DESCRIPTION OF THE TASK:
Records follow. Copy every line with "verified".

┌──

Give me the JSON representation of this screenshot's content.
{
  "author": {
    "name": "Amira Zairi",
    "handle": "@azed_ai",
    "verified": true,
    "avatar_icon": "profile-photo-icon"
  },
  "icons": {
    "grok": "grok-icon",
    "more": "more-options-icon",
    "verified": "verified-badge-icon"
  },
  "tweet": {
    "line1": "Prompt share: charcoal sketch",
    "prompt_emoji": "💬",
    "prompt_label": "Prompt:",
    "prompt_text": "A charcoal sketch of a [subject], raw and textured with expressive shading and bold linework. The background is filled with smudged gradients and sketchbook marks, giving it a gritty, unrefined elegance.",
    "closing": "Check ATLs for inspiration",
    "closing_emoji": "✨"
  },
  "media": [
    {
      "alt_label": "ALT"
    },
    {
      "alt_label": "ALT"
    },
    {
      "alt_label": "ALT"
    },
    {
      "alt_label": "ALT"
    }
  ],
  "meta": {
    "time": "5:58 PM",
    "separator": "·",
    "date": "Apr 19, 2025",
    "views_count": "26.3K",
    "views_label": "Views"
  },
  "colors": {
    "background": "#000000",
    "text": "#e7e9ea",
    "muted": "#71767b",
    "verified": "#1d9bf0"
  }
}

└──

EXERCISE RESULT:
    "verified": true,
    "verified": "verified-badge-icon"
    "verified": "#1d9bf0"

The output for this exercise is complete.